-- Set problem a --
Tally the lines in the listing that contain the string "item". Case counts, and give only the number.

-- Selected text --
** START **

Bind Parameter Objects¶
Throughout all these examples, SQLAlchemy is busy creating bind parameters
wherever literal expressions occur. You can also specify your own bind
parameters with your own names, and use the same statement repeatedly.
The bindparam()
construct is used to produce a bound parameter
with a given name. While SQLAlchemy always refers to bound parameters by
name on the API side, the
database dialect converts to the appropriate named or positional style
at execution time, as here where it converts to positional for SQLite:
>>> from sqlalchemy.sql import bindparam
>>> s = users.select(users.c.name == bindparam('username'))
sql>>> conn.execute(s, username='wendy').fetchall()
SELECT users.id, users.name, users.fullname
FROM users
WHERE users.name = ?
('wendy',)

** END **

-- Extracted information --
** START **

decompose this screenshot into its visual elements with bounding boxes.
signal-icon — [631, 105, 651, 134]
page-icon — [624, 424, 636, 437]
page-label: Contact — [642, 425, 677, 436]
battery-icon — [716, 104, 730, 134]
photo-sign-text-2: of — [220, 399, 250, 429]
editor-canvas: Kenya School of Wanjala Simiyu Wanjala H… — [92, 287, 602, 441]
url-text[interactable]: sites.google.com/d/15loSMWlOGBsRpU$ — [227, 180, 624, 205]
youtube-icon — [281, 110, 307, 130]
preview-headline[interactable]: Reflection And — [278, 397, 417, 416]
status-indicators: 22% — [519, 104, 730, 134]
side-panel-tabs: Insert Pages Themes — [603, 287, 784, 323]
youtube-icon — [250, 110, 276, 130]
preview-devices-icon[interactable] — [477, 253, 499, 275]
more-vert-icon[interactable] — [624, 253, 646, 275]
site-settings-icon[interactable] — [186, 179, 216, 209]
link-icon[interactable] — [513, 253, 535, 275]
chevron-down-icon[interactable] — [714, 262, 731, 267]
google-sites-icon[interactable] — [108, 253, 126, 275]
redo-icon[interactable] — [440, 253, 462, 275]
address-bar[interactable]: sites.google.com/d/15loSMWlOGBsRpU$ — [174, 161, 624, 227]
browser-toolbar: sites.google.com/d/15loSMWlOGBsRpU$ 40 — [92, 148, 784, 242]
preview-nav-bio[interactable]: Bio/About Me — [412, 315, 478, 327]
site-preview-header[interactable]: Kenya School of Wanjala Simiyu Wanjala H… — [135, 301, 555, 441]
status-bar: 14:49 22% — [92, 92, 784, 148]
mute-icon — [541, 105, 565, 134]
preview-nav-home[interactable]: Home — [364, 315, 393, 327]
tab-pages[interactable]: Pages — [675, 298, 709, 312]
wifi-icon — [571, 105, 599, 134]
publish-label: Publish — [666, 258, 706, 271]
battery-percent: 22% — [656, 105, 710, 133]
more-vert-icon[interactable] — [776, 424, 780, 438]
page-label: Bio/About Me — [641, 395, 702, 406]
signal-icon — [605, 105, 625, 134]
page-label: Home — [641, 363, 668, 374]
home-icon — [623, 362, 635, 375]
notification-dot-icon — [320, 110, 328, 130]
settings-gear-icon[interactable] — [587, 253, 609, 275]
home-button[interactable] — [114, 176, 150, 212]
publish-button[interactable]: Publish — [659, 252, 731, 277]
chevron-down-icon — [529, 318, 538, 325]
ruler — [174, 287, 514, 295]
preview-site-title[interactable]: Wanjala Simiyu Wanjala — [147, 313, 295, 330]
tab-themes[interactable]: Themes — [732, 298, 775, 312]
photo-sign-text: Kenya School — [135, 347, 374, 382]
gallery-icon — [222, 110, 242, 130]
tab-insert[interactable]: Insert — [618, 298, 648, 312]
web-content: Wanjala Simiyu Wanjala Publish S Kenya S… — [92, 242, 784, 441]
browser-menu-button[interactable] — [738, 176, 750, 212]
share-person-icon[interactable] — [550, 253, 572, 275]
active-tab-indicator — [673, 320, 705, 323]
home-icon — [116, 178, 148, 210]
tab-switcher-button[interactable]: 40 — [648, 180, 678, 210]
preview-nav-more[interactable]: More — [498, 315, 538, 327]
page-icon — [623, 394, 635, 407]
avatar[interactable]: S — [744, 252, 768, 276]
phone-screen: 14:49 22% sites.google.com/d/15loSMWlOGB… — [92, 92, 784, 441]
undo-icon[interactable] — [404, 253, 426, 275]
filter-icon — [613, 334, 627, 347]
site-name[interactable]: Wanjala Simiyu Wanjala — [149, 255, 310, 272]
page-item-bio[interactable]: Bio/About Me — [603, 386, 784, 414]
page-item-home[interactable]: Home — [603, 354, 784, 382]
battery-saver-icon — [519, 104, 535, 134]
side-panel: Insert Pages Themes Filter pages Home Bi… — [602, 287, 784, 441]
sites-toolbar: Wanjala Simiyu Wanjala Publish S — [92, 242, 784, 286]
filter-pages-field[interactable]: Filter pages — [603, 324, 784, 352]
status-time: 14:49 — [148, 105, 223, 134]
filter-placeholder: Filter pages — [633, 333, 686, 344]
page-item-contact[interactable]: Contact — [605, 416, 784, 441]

** END **

-- Set problem b --
Using the text on bind parameter objects, decide whether each statement agrees with it: (i) the bindparam() construct produces a bound parameter with a given name; (ii) on the API side, SQLAlchemy refers to bound parameters by position; (iii) for SQLite, the dialect converts to the named style. Answer yes or no for each and quote the deciding words of the text.

-- Exercise response a --
3

-- Exercise response b --
(i) Yes: "construct is used to produce a bound parameter with a given name"
(ii) No: "SQLAlchemy always refers to bound parameters by name on the API side"
(iii) No: "as here where it converts to positional for SQLite"